Task to carry out: Copy every line of the material below word for word.

## start

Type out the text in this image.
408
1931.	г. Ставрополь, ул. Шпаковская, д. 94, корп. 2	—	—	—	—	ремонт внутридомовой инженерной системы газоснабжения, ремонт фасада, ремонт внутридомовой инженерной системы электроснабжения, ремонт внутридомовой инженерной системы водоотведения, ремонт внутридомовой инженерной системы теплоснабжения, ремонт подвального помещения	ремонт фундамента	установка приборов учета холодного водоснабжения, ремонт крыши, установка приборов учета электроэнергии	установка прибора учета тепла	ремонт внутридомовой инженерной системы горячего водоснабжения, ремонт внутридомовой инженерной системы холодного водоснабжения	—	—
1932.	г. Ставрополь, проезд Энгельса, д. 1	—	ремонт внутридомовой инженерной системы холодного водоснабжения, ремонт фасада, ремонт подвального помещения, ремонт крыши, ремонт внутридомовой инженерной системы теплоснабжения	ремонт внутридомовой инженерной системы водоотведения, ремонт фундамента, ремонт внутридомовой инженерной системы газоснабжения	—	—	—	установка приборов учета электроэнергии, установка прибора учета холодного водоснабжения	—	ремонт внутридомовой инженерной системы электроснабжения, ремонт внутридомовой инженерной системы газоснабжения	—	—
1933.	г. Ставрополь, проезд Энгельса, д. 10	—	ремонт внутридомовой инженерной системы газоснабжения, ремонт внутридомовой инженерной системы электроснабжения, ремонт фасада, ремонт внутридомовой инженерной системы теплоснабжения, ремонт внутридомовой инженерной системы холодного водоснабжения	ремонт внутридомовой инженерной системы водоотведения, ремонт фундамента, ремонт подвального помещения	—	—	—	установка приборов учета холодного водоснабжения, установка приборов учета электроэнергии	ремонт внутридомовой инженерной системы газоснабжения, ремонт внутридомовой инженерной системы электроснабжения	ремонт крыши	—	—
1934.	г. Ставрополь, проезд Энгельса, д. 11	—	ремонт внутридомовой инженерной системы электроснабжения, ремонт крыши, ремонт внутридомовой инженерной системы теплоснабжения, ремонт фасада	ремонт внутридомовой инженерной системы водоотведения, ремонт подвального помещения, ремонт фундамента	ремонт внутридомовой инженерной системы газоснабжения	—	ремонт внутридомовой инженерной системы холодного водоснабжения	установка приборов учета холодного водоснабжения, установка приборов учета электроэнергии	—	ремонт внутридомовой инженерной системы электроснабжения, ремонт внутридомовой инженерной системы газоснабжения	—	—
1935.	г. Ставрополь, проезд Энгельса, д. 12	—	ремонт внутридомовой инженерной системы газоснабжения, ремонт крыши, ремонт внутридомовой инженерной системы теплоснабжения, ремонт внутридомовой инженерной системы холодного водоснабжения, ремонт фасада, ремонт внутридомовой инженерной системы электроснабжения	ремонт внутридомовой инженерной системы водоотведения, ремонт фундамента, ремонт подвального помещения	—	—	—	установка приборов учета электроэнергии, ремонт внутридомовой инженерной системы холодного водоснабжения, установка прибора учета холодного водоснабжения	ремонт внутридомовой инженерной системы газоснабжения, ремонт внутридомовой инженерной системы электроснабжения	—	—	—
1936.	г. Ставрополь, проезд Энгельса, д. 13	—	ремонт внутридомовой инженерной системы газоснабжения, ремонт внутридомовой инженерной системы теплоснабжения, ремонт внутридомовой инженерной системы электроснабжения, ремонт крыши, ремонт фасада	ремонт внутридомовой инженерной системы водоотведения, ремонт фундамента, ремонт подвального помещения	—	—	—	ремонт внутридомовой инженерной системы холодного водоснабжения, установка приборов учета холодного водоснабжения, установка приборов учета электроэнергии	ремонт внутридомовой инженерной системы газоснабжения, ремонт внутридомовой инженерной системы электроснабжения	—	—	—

## end

Full answer:
Type out the text in this image.
408
1931.	г. Ставрополь, ул. Шпаковская, д. 94, корп. 2	—	—	—	—	ремонт внутридомовой инженерной системы газоснабжения, ремонт фасада, ремонт внутридомовой инженерной системы электроснабжения, ремонт внутридомовой инженерной системы водоотведения, ремонт внутридомовой инженерной системы теплоснабжения, ремонт подвального помещения	ремонт фундамента	установка приборов учета холодного водоснабжения, ремонт крыши, установка приборов учета электроэнергии	установка прибора учета тепла	ремонт внутридомовой инженерной системы горячего водоснабжения, ремонт внутридомовой инженерной системы холодного водоснабжения	—	—
1932.	г. Ставрополь, проезд Энгельса, д. 1	—	ремонт внутридомовой инженерной системы холодного водоснабжения, ремонт фасада, ремонт подвального помещения, ремонт крыши, ремонт внутридомовой инженерной системы теплоснабжения	ремонт внутридомовой инженерной системы водоотведения, ремонт фундамента, ремонт внутридомовой инженерной системы газоснабжения	—	—	—	установка приборов учета электроэнергии, установка прибора учета холодного водоснабжения	—	ремонт внутридомовой инженерной системы электроснабжения, ремонт внутридомовой инженерной системы газоснабжения	—	—
1933.	г. Ставрополь, проезд Энгельса, д. 10	—	ремонт внутридомовой инженерной системы газоснабжения, ремонт внутридомовой инженерной системы электроснабжения, ремонт фасада, ремонт внутридомовой инженерной системы теплоснабжения, ремонт внутридомовой инженерной системы холодного водоснабжения	ремонт внутридомовой инженерной системы водоотведения, ремонт фундамента, ремонт подвального помещения	—	—	—	установка приборов учета холодного водоснабжения, установка приборов учета электроэнергии	ремонт внутридомовой инженерной системы газоснабжения, ремонт внутридомовой инженерной системы электроснабжения	ремонт крыши	—	—
1934.	г. Ставрополь, проезд Энгельса, д. 11	—	ремонт внутридомовой инженерной системы электроснабжения, ремонт крыши, ремонт внутридомовой инженерной системы теплоснабжения, ремонт фасада	ремонт внутридомовой инженерной системы водоотведения, ремонт подвального помещения, ремонт фундамента	ремонт внутридомовой инженерной системы газоснабжения	—	ремонт внутридомовой инженерной системы холодного водоснабжения	установка приборов учета холодного водоснабжения, установка приборов учета электроэнергии	—	ремонт внутридомовой инженерной системы электроснабжения, ремонт внутридомовой инженерной системы газоснабжения	—	—
1935.	г. Ставрополь, проезд Энгельса, д. 12	—	ремонт внутридомовой инженерной системы газоснабжения, ремонт крыши, ремонт внутридомовой инженерной системы теплоснабжения, ремонт внутридомовой инженерной системы холодного водоснабжения, ремонт фасада, ремонт внутридомовой инженерной системы электроснабжения	ремонт внутридомовой инженерной системы водоотведения, ремонт фундамента, ремонт подвального помещения	—	—	—	установка приборов учета электроэнергии, ремонт внутридомовой инженерной системы холодного водоснабжения, установка прибора учета холодного водоснабжения	ремонт внутридомовой инженерной системы газоснабжения, ремонт внутридомовой инженерной системы электроснабжения	—	—	—
1936.	г. Ставрополь, проезд Энгельса, д. 13	—	ремонт внутридомовой инженерной системы газоснабжения, ремонт внутридомовой инженерной системы теплоснабжения, ремонт внутридомовой инженерной системы электроснабжения, ремонт крыши, ремонт фасада	ремонт внутридомовой инженерной системы водоотведения, ремонт фундамента, ремонт подвального помещения	—	—	—	ремонт внутридомовой инженерной системы холодного водоснабжения, установка приборов учета холодного водоснабжения, установка приборов учета электроэнергии	ремонт внутридомовой инженерной системы газоснабжения, ремонт внутридомовой инженерной системы электроснабжения	—	—	—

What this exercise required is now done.